Repeat each record below exactly as given.

Information given
----

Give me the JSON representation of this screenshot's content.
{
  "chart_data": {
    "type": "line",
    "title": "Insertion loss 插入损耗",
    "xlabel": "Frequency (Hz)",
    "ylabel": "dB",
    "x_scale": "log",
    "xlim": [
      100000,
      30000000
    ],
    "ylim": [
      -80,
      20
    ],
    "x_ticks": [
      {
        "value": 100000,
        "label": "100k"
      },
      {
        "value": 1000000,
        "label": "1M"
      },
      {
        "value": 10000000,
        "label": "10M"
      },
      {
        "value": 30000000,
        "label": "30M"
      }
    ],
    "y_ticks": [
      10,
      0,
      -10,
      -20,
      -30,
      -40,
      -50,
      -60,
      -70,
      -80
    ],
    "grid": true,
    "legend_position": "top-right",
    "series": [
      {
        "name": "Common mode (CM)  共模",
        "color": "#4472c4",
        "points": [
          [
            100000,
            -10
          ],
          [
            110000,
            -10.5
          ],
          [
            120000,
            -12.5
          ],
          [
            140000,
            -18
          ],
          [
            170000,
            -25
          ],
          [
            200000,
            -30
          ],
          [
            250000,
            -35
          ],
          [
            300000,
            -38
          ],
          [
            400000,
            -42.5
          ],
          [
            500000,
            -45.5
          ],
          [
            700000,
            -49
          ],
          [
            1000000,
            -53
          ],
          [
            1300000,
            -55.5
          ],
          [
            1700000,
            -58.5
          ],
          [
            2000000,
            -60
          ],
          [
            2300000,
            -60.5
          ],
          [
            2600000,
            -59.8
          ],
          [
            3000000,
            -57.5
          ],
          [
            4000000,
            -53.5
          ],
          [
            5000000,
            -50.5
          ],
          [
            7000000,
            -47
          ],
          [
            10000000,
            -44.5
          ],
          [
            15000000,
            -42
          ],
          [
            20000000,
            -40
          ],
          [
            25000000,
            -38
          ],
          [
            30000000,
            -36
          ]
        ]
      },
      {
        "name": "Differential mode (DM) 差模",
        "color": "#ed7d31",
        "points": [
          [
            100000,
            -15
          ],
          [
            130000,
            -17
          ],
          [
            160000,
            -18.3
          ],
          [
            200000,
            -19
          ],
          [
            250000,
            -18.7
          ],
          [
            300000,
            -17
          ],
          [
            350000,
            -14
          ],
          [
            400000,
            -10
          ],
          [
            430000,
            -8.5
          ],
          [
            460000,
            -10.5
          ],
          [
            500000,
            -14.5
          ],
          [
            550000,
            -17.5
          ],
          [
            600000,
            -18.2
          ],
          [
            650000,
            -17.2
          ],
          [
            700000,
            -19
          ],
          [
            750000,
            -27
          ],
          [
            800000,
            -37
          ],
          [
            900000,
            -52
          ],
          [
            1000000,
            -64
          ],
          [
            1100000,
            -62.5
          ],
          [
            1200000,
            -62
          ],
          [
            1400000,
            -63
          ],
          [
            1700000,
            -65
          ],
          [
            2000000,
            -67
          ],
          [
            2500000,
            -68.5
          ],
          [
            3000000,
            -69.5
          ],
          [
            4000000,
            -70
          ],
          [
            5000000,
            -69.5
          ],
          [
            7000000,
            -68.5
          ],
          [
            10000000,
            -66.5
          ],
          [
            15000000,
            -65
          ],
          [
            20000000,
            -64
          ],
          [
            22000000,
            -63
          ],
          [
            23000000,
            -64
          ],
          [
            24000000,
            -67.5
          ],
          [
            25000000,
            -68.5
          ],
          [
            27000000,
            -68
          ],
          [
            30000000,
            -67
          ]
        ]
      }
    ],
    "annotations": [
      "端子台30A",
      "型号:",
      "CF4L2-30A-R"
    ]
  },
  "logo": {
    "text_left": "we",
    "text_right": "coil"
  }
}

----

Final result
Give me the JSON representation of this screenshot's content.
{
  "chart_data": {
    "type": "line",
    "title": "Insertion loss 插入损耗",
    "xlabel": "Frequency (Hz)",
    "ylabel": "dB",
    "x_scale": "log",
    "xlim": [
      100000,
      30000000
    ],
    "ylim": [
      -80,
      20
    ],
    "x_ticks": [
      {
        "value": 100000,
        "label": "100k"
      },
      {
        "value": 1000000,
        "label": "1M"
      },
      {
        "value": 10000000,
        "label": "10M"
      },
      {
        "value": 30000000,
        "label": "30M"
      }
    ],
    "y_ticks": [
      10,
      0,
      -10,
      -20,
      -30,
      -40,
      -50,
      -60,
      -70,
      -80
    ],
    "grid": true,
    "legend_position": "top-right",
    "series": [
      {
        "name": "Common mode (CM)  共模",
        "color": "#4472c4",
        "points": [
          [
            100000,
            -10
          ],
          [
            110000,
            -10.5
          ],
          [
            120000,
            -12.5
          ],
          [
            140000,
            -18
          ],
          [
            170000,
            -25
          ],
          [
            200000,
            -30
          ],
          [
            250000,
            -35
          ],
          [
            300000,
            -38
          ],
          [
            400000,
            -42.5
          ],
          [
            500000,
            -45.5
          ],
          [
            700000,
            -49
          ],
          [
            1000000,
            -53
          ],
          [
            1300000,
            -55.5
          ],
          [
            1700000,
            -58.5
          ],
          [
            2000000,
            -60
          ],
          [
            2300000,
            -60.5
          ],
          [
            2600000,
            -59.8
          ],
          [
            3000000,
            -57.5
          ],
          [
            4000000,
            -53.5
          ],
          [
            5000000,
            -50.5
          ],
          [
            7000000,
            -47
          ],
          [
            10000000,
            -44.5
          ],
          [
            15000000,
            -42
          ],
          [
            20000000,
            -40
          ],
          [
            25000000,
            -38
          ],
          [
            30000000,
            -36
          ]
        ]
      },
      {
        "name": "Differential mode (DM) 差模",
        "color": "#ed7d31",
        "points": [
          [
            100000,
            -15
          ],
          [
            130000,
            -17
          ],
          [
            160000,
            -18.3
          ],
          [
            200000,
            -19
          ],
          [
            250000,
            -18.7
          ],
          [
            300000,
            -17
          ],
          [
            350000,
            -14
          ],
          [
            400000,
            -10
          ],
          [
            430000,
            -8.5
          ],
          [
            460000,
            -10.5
          ],
          [
            500000,
            -14.5
          ],
          [
            550000,
            -17.5
          ],
          [
            600000,
            -18.2
          ],
          [
            650000,
            -17.2
          ],
          [
            700000,
            -19
          ],
          [
            750000,
            -27
          ],
          [
            800000,
            -37
          ],
          [
            900000,
            -52
          ],
          [
            1000000,
            -64
          ],
          [
            1100000,
            -62.5
          ],
          [
            1200000,
            -62
          ],
          [
            1400000,
            -63
          ],
          [
            1700000,
            -65
          ],
          [
            2000000,
            -67
          ],
          [
            2500000,
            -68.5
          ],
          [
            3000000,
            -69.5
          ],
          [
            4000000,
            -70
          ],
          [
            5000000,
            -69.5
          ],
          [
            7000000,
            -68.5
          ],
          [
            10000000,
            -66.5
          ],
          [
            15000000,
            -65
          ],
          [
            20000000,
            -64
          ],
          [
            22000000,
            -63
          ],
          [
            23000000,
            -64
          ],
          [
            24000000,
            -67.5
          ],
          [
            25000000,
            -68.5
          ],
          [
            27000000,
            -68
          ],
          [
            30000000,
            -67
          ]
        ]
      }
    ],
    "annotations": [
      "端子台30A",
      "型号:",
      "CF4L2-30A-R"
    ]
  },
  "logo": {
    "text_left": "we",
    "text_right": "coil"
  }
}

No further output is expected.